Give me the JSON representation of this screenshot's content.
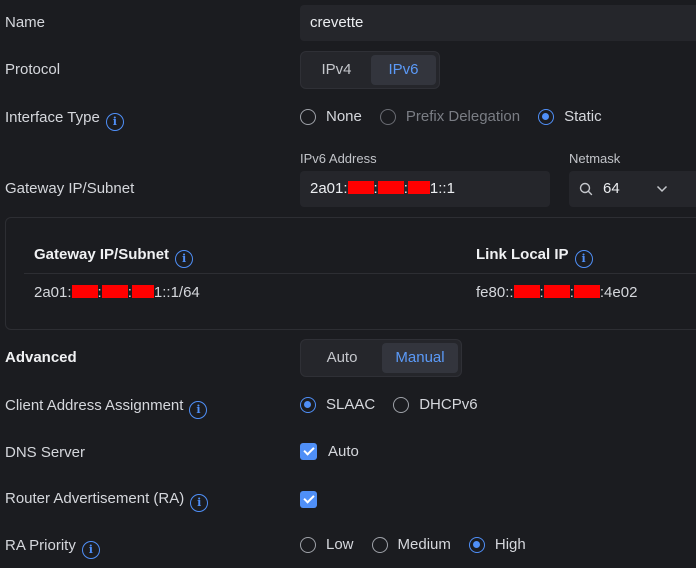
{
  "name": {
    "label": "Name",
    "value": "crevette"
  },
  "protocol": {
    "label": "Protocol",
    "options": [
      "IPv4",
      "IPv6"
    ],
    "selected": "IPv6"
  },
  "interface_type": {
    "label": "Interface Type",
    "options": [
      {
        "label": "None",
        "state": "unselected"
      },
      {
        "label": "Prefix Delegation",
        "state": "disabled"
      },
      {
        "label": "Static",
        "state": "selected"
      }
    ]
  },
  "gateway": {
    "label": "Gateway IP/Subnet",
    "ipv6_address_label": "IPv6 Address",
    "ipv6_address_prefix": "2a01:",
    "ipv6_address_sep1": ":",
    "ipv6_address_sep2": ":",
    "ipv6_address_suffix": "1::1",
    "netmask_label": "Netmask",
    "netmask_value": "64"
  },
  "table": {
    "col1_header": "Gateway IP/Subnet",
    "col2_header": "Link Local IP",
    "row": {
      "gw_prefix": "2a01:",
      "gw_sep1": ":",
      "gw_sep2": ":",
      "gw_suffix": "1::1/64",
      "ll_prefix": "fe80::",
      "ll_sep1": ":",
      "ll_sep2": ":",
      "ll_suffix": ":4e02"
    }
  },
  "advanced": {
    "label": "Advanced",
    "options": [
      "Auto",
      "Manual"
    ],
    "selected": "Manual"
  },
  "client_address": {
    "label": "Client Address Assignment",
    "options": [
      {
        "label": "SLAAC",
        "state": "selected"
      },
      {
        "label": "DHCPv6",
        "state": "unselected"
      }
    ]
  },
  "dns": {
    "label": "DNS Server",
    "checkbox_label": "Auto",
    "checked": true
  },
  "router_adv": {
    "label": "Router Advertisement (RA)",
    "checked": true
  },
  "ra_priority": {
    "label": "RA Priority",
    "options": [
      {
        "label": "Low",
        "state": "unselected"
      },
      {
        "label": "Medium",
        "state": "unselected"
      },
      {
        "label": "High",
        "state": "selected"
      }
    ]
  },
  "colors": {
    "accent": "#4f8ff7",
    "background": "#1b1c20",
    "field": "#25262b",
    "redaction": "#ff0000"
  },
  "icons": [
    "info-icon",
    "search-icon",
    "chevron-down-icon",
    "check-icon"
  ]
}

+ + +

▶ _WHAT NEEDS TO BE DONE_:
Repeat each record exactly, with the pictures left out.

▶ _TASK RESULT_:
Give me the JSON representation of this screenshot's content.
{
  "name": {
    "label": "Name",
    "value": "crevette"
  },
  "protocol": {
    "label": "Protocol",
    "options": [
      "IPv4",
      "IPv6"
    ],
    "selected": "IPv6"
  },
  "interface_type": {
    "label": "Interface Type",
    "options": [
      {
        "label": "None",
        "state": "unselected"
      },
      {
        "label": "Prefix Delegation",
        "state": "disabled"
      },
      {
        "label": "Static",
        "state": "selected"
      }
    ]
  },
  "gateway": {
    "label": "Gateway IP/Subnet",
    "ipv6_address_label": "IPv6 Address",
    "ipv6_address_prefix": "2a01:",
    "ipv6_address_sep1": ":",
    "ipv6_address_sep2": ":",
    "ipv6_address_suffix": "1::1",
    "netmask_label": "Netmask",
    "netmask_value": "64"
  },
  "table": {
    "col1_header": "Gateway IP/Subnet",
    "col2_header": "Link Local IP",
    "row": {
      "gw_prefix": "2a01:",
      "gw_sep1": ":",
      "gw_sep2": ":",
      "gw_suffix": "1::1/64",
      "ll_prefix": "fe80::",
      "ll_sep1": ":",
      "ll_sep2": ":",
      "ll_suffix": ":4e02"
    }
  },
  "advanced": {
    "label": "Advanced",
    "options": [
      "Auto",
      "Manual"
    ],
    "selected": "Manual"
  },
  "client_address": {
    "label": "Client Address Assignment",
    "options": [
      {
        "label": "SLAAC",
        "state": "selected"
      },
      {
        "label": "DHCPv6",
        "state": "unselected"
      }
    ]
  },
  "dns": {
    "label": "DNS Server",
    "checkbox_label": "Auto",
    "checked": true
  },
  "router_adv": {
    "label": "Router Advertisement (RA)",
    "checked": true
  },
  "ra_priority": {
    "label": "RA Priority",
    "options": [
      {
        "label": "Low",
        "state": "unselected"
      },
      {
        "label": "Medium",
        "state": "unselected"
      },
      {
        "label": "High",
        "state": "selected"
      }
    ]
  },
  "colors": {
    "accent": "#4f8ff7",
    "background": "#1b1c20",
    "field": "#25262b",
    "redaction": "#ff0000"
  },
  "icons": [
    "info-icon",
    "search-icon",
    "chevron-down-icon",
    "check-icon"
  ]
}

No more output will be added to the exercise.